**TASK PROMPT:**
Select every line holding the word "Margin" and copy it.

— begin INFORMATION PROVIDED —

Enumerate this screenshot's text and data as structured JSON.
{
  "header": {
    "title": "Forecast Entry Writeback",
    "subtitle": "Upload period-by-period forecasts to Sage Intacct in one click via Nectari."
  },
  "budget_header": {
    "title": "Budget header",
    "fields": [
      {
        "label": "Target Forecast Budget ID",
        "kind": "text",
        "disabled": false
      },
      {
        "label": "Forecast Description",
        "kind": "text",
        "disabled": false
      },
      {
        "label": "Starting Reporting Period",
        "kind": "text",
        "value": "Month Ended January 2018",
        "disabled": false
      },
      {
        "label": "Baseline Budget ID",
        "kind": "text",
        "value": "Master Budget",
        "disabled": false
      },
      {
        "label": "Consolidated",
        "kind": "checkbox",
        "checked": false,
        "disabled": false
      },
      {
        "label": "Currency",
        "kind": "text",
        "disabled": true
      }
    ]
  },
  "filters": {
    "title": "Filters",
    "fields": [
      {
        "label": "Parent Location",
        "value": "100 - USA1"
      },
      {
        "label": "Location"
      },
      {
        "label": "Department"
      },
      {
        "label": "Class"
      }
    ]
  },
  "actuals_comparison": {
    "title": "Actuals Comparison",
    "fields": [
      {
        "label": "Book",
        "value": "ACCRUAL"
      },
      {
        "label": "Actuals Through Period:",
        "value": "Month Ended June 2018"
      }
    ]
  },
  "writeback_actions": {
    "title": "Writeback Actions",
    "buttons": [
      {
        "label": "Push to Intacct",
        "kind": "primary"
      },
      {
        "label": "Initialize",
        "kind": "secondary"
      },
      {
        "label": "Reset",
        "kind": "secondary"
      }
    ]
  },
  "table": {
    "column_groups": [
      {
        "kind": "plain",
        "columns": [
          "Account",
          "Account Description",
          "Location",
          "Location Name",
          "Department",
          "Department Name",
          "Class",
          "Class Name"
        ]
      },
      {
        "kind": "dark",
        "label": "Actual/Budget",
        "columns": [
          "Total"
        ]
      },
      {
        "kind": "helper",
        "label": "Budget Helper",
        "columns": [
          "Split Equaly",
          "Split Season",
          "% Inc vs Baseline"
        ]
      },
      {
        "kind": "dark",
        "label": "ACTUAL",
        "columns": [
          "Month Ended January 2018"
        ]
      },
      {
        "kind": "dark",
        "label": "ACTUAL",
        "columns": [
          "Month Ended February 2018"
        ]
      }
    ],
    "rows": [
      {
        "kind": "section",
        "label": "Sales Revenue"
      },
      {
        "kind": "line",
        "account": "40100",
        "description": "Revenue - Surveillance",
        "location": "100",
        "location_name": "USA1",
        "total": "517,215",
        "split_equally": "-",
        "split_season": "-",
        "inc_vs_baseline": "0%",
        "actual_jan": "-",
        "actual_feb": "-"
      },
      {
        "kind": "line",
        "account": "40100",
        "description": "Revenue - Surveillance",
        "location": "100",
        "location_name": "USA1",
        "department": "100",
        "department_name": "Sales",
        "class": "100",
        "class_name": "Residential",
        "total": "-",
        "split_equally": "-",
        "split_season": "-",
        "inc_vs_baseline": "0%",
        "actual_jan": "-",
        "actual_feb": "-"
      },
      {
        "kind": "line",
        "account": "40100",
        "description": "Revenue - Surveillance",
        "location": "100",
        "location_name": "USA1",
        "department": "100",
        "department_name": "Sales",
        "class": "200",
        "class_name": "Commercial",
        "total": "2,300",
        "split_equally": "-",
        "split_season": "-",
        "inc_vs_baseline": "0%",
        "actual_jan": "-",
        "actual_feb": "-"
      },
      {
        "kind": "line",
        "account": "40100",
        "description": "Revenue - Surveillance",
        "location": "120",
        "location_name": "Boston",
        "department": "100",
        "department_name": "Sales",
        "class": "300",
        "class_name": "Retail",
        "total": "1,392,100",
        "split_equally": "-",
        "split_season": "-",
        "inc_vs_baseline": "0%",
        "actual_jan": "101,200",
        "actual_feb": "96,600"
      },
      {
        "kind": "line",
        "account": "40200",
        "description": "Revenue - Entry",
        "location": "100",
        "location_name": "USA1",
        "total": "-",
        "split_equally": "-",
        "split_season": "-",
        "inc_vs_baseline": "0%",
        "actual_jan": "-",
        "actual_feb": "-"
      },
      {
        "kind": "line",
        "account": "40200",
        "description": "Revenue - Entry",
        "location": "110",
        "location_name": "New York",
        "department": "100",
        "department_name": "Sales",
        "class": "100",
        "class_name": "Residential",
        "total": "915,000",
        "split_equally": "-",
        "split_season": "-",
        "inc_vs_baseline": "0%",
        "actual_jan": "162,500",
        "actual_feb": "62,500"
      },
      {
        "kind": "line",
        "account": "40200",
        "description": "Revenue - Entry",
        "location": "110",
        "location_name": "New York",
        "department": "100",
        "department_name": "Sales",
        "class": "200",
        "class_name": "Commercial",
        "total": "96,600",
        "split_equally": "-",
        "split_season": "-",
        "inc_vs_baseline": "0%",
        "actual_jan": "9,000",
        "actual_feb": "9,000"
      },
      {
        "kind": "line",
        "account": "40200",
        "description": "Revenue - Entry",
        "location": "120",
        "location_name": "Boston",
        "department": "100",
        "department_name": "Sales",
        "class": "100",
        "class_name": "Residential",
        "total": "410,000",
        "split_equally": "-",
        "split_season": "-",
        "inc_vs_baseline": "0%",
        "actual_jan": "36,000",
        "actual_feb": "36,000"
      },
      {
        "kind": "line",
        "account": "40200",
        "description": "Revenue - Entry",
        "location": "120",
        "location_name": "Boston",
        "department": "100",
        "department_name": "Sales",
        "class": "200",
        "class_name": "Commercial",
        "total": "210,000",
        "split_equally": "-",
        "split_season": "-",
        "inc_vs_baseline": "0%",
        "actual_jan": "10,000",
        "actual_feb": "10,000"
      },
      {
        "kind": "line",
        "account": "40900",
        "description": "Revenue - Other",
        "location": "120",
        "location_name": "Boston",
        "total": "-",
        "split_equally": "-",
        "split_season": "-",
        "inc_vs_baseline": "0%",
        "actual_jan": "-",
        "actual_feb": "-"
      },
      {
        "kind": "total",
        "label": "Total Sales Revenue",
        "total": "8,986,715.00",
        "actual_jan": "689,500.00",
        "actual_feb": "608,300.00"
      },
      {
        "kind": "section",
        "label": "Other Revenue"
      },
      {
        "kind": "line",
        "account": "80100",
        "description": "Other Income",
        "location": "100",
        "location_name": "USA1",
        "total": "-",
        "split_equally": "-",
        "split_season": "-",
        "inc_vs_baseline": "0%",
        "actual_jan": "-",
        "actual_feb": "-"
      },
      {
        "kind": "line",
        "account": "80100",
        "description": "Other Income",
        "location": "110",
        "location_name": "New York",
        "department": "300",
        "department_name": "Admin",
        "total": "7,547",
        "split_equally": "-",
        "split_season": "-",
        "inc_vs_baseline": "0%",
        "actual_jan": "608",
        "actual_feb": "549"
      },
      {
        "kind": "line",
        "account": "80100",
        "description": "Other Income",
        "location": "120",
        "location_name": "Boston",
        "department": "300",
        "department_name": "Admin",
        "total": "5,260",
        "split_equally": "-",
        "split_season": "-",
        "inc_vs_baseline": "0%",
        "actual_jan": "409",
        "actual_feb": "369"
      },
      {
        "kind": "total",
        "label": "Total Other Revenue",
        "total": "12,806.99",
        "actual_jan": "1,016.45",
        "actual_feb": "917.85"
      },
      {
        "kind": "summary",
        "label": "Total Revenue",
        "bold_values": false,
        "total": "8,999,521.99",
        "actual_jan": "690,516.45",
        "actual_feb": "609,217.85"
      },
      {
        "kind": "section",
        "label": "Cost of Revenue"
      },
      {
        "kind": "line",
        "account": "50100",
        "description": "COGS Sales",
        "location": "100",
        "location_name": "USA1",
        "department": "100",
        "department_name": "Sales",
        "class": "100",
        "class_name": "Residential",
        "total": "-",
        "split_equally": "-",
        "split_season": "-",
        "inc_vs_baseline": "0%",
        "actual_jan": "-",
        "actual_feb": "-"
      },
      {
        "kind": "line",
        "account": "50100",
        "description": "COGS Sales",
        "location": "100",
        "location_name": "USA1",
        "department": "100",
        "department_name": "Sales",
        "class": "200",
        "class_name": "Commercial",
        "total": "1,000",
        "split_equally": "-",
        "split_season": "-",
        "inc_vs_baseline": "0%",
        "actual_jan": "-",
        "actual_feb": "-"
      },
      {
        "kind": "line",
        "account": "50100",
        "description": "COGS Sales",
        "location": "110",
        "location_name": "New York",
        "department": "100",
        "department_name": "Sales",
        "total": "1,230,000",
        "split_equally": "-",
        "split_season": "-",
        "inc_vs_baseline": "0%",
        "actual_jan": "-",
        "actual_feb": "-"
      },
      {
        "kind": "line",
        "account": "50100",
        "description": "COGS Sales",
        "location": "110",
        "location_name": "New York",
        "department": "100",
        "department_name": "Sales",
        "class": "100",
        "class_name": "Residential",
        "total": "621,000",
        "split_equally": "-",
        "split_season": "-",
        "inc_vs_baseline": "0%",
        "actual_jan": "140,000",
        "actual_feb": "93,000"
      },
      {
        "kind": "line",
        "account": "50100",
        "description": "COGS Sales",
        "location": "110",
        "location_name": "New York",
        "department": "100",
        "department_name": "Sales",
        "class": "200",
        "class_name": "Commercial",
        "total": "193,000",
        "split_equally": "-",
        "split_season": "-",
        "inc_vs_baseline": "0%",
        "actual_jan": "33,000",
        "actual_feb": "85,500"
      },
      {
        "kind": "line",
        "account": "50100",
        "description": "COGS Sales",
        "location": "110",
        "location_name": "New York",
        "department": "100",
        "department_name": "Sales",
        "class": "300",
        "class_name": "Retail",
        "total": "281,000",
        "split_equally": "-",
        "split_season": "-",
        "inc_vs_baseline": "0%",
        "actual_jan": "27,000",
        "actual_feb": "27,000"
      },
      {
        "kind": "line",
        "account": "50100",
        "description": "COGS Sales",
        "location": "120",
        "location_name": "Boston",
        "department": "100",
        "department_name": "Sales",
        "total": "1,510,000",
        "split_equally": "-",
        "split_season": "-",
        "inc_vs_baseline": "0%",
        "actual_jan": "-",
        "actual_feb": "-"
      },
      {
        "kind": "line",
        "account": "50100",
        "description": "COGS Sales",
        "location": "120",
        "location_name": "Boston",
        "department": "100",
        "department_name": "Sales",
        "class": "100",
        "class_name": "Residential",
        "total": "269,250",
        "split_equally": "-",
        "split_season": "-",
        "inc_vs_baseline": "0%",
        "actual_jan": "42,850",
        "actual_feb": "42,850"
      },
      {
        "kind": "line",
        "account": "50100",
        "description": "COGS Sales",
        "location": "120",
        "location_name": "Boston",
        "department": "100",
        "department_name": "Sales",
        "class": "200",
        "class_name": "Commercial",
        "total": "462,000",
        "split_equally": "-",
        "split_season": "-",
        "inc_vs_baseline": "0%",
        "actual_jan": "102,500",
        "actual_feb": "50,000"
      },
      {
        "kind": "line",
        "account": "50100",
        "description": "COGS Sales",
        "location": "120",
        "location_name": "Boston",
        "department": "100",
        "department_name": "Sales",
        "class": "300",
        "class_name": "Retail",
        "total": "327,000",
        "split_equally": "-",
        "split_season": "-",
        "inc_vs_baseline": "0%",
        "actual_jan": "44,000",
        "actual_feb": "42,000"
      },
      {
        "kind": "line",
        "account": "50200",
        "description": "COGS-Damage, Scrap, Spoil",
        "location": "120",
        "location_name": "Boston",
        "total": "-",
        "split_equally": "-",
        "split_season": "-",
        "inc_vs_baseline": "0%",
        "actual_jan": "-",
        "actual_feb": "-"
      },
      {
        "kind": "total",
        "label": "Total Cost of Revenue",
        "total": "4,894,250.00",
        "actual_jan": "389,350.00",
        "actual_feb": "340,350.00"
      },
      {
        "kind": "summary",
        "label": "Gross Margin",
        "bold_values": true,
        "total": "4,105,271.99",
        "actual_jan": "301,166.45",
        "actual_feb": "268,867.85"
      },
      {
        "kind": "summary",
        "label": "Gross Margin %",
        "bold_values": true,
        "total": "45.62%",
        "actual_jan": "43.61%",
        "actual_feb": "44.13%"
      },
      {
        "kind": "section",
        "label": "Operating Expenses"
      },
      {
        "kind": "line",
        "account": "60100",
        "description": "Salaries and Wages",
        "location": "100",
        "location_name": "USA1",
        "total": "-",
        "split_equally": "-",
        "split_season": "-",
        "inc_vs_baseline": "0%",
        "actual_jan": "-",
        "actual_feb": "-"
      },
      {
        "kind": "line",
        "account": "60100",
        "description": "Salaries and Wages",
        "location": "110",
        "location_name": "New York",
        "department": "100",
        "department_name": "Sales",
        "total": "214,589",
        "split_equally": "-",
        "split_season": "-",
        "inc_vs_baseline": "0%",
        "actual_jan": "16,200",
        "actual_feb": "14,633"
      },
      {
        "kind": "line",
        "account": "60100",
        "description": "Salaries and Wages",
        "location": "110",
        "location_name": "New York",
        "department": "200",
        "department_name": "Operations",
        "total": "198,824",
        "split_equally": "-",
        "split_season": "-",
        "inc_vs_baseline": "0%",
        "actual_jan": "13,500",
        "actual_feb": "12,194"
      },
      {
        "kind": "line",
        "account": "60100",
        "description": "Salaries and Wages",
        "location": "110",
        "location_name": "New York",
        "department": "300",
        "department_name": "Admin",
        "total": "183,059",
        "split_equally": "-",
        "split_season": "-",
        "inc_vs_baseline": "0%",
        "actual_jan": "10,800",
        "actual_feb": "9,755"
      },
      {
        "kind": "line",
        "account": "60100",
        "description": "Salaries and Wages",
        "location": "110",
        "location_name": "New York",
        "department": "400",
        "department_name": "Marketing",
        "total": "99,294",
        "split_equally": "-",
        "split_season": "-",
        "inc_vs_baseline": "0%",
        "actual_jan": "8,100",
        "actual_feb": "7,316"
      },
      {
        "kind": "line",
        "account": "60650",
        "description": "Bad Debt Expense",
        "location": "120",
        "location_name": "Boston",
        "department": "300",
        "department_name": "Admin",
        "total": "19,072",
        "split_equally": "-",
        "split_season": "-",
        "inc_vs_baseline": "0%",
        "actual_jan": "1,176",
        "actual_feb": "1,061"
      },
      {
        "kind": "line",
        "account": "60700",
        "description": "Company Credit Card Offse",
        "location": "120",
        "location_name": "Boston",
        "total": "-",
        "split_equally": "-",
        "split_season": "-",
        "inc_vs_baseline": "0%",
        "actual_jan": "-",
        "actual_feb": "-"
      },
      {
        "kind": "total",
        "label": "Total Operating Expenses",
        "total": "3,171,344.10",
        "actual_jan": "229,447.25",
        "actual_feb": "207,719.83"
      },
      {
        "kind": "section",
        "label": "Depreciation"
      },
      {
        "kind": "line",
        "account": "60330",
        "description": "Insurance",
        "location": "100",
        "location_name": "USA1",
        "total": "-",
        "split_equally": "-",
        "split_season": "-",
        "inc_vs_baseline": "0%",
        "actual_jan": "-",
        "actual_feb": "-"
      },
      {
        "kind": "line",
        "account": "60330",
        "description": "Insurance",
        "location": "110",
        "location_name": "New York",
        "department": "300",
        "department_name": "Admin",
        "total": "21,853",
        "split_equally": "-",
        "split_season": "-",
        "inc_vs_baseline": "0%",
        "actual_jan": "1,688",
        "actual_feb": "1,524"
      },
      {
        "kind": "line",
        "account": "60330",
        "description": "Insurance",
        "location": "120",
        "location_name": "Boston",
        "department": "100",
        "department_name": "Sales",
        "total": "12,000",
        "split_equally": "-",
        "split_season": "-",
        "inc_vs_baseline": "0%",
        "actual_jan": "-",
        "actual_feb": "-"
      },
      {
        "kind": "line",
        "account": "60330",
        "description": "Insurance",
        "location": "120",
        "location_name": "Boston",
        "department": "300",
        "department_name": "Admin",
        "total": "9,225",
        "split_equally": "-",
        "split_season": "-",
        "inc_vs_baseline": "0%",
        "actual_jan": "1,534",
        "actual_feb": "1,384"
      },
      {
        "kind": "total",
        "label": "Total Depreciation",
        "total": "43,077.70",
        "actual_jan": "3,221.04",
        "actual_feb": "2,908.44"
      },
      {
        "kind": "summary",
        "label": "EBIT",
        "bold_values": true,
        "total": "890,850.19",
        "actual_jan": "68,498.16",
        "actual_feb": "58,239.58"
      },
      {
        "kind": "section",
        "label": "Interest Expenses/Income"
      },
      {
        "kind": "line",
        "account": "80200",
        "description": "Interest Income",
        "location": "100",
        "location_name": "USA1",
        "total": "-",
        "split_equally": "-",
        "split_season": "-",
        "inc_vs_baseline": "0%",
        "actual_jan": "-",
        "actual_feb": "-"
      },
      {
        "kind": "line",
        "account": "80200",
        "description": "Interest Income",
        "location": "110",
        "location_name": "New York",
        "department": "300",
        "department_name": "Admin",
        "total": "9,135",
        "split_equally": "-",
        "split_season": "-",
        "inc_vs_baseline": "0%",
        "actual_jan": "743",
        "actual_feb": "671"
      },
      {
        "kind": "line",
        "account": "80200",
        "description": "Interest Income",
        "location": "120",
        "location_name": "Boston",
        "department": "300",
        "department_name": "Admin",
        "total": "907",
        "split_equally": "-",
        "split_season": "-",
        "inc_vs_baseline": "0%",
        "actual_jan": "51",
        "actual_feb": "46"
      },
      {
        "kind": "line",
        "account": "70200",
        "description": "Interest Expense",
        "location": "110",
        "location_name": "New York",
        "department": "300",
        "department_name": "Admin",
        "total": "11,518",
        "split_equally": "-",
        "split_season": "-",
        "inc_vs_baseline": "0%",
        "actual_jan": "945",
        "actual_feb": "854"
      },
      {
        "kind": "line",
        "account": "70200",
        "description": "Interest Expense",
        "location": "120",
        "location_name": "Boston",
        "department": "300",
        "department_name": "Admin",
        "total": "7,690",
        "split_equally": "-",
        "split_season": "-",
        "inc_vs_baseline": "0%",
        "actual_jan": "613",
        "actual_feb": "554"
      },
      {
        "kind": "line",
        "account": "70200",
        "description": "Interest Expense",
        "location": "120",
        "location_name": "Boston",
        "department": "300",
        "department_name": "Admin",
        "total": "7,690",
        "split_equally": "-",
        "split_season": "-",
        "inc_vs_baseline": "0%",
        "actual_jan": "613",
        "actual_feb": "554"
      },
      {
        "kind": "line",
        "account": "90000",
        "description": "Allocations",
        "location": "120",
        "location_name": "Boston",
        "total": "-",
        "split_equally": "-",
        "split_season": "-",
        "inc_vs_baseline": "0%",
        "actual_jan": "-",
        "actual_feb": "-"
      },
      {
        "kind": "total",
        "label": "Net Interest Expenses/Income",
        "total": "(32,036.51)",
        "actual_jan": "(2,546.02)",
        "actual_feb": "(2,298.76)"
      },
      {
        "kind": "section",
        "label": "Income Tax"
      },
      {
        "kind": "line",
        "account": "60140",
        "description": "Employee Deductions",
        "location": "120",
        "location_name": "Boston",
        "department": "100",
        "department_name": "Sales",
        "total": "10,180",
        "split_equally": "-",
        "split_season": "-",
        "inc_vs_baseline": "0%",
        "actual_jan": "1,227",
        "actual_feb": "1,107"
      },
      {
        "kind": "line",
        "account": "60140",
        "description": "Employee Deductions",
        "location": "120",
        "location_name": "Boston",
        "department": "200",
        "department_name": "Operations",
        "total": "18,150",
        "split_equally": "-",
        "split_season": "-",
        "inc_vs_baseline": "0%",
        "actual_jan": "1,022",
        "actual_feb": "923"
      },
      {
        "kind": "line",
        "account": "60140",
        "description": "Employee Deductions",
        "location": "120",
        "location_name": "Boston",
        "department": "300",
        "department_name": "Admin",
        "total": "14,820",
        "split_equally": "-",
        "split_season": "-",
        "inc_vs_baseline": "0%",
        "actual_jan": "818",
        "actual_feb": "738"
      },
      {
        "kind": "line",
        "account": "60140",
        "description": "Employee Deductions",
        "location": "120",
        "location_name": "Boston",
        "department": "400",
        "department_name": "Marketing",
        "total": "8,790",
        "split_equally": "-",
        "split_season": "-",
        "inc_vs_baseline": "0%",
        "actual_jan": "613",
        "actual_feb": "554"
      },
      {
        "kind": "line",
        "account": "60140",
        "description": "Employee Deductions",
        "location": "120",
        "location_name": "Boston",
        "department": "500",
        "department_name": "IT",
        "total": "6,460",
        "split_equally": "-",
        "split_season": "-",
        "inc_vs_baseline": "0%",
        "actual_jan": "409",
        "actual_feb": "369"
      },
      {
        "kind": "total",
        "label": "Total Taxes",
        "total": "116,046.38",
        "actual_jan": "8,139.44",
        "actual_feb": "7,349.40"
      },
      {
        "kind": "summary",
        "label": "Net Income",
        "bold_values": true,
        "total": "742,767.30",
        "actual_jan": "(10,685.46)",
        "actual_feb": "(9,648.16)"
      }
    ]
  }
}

— end INFORMATION PROVIDED —

**WRITTEN SOLUTION:**
        "label": "Gross Margin",
        "label": "Gross Margin %",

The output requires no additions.